§ **TASK OBJECTIVE**:
Lift out all lines below that contain "GEFS".

§ **RECORDED INFORMATION**:
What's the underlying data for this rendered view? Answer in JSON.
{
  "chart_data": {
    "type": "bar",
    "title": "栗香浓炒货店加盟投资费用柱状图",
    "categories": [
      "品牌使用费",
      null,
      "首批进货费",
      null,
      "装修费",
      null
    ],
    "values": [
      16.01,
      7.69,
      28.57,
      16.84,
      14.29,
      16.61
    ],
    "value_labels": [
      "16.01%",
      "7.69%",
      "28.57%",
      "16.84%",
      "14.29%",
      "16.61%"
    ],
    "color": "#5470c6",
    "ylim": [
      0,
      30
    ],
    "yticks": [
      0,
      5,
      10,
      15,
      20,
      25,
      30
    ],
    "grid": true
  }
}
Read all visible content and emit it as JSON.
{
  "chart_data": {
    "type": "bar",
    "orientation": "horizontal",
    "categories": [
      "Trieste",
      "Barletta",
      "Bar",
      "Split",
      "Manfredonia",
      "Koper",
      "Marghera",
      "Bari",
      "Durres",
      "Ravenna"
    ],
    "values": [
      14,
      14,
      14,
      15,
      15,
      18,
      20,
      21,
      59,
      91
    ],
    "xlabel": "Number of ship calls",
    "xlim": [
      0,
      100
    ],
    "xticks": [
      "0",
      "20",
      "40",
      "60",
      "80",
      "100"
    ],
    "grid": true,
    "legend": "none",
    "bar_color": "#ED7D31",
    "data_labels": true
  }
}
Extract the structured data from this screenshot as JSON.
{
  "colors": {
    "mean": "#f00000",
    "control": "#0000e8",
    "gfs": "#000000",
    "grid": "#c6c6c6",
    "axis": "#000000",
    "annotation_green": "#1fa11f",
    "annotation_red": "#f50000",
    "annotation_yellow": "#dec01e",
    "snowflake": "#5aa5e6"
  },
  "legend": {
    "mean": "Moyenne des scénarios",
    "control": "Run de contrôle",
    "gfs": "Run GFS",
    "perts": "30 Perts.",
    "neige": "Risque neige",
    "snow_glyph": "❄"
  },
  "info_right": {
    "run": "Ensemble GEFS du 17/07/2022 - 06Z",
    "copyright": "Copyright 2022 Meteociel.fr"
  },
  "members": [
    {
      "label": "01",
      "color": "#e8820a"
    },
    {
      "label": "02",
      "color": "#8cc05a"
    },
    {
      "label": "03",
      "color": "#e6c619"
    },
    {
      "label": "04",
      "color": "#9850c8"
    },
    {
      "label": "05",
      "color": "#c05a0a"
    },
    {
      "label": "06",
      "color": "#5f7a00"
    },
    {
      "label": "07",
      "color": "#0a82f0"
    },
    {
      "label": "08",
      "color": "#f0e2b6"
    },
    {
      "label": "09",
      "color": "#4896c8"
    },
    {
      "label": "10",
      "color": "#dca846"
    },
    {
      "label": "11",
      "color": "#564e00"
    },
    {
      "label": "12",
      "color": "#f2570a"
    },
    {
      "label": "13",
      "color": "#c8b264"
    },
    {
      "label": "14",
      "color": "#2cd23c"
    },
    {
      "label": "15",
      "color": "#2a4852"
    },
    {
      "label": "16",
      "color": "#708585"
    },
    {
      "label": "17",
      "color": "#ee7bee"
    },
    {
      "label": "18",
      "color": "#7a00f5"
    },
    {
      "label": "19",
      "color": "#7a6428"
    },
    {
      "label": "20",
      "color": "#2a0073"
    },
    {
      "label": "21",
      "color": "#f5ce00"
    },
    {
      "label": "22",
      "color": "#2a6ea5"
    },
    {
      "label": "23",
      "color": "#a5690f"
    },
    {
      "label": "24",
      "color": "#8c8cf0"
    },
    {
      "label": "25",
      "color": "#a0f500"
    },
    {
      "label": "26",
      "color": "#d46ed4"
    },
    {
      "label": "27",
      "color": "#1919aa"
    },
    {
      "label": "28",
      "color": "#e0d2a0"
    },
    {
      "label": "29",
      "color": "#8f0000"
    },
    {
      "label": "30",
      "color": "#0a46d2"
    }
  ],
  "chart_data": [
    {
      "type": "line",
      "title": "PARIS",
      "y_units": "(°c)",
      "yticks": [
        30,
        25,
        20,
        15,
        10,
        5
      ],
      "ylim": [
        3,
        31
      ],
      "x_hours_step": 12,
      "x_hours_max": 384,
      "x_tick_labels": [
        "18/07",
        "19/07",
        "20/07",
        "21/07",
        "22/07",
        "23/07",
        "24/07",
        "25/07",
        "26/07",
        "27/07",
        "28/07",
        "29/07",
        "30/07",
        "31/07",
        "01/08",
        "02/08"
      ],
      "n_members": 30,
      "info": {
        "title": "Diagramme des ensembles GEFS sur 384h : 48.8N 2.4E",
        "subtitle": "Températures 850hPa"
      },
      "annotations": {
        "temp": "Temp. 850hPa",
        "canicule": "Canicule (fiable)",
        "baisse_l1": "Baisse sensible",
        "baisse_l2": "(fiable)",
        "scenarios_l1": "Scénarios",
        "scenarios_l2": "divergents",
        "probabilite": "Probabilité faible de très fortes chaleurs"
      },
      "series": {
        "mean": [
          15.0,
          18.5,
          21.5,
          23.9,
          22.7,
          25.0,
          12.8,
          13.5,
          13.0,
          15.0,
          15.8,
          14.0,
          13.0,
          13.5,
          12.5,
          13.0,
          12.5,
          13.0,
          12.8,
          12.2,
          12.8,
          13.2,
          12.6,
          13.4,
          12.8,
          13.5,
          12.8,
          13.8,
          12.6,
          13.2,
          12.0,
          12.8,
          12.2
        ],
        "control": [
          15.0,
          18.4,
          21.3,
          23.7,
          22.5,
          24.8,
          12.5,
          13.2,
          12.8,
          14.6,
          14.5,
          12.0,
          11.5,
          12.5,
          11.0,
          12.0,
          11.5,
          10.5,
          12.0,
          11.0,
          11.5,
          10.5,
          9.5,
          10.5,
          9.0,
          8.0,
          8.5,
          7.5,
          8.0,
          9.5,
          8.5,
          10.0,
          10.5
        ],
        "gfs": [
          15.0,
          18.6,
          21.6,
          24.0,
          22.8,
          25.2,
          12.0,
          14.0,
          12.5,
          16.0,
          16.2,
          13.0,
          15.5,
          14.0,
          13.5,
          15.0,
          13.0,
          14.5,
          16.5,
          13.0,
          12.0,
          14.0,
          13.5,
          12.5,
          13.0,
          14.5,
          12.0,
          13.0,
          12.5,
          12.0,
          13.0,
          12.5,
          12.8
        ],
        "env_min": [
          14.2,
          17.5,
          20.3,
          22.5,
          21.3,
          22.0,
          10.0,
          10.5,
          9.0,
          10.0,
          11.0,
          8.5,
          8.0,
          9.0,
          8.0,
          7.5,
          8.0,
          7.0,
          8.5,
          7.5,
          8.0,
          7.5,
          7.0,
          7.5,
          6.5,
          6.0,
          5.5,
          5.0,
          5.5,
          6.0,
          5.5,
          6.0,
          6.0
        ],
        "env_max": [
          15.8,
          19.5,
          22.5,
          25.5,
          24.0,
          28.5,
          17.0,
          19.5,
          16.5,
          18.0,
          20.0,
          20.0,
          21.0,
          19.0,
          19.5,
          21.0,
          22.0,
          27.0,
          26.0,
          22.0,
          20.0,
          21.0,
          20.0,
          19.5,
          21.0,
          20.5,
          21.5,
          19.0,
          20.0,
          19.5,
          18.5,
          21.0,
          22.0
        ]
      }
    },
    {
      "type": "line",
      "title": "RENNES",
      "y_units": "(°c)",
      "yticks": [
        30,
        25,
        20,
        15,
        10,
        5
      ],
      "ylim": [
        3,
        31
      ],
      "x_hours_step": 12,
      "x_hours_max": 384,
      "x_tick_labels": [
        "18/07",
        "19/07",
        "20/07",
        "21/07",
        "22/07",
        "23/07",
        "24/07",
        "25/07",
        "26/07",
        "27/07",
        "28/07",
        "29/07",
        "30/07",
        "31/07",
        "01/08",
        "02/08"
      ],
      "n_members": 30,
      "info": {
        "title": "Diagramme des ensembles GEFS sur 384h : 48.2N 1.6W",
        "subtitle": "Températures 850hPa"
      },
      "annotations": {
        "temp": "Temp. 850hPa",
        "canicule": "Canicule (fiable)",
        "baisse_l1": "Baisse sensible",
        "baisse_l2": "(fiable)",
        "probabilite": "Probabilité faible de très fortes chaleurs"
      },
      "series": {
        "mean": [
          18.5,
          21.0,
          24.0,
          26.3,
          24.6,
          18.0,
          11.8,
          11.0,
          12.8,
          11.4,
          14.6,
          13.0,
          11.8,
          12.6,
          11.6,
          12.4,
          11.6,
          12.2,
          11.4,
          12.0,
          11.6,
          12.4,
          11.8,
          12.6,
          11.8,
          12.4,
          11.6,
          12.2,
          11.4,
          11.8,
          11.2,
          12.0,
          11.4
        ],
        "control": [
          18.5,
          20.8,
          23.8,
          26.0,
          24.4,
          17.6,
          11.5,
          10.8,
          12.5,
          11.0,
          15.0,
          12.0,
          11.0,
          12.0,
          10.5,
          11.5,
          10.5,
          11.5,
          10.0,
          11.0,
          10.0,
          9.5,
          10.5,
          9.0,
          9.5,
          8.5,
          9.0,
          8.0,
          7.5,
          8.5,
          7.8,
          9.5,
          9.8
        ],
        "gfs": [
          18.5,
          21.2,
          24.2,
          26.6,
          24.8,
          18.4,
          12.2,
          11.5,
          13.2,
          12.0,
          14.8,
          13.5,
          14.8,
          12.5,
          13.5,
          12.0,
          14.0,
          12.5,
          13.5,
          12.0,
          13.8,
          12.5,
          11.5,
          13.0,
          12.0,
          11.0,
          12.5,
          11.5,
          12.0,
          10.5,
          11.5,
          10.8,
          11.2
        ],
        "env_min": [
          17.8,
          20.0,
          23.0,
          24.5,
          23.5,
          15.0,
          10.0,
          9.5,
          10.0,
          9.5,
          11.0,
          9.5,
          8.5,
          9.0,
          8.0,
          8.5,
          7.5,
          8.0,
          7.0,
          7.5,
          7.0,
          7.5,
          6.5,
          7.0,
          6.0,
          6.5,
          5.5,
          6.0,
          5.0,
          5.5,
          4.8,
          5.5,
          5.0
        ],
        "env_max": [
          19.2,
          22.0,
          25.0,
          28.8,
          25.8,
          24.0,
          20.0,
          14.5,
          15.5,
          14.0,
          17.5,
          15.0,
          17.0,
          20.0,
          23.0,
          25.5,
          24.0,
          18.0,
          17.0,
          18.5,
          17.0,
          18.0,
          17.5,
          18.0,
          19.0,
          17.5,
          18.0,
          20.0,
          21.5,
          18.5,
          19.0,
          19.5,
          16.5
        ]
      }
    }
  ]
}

§ **ANSWER FOR THE TASK**:
    "run": "Ensemble GEFS du 17/07/2022 - 06Z",
        "title": "Diagramme des ensembles GEFS sur 384h : 48.8N 2.4E",
        "title": "Diagramme des ensembles GEFS sur 384h : 48.2N 1.6W",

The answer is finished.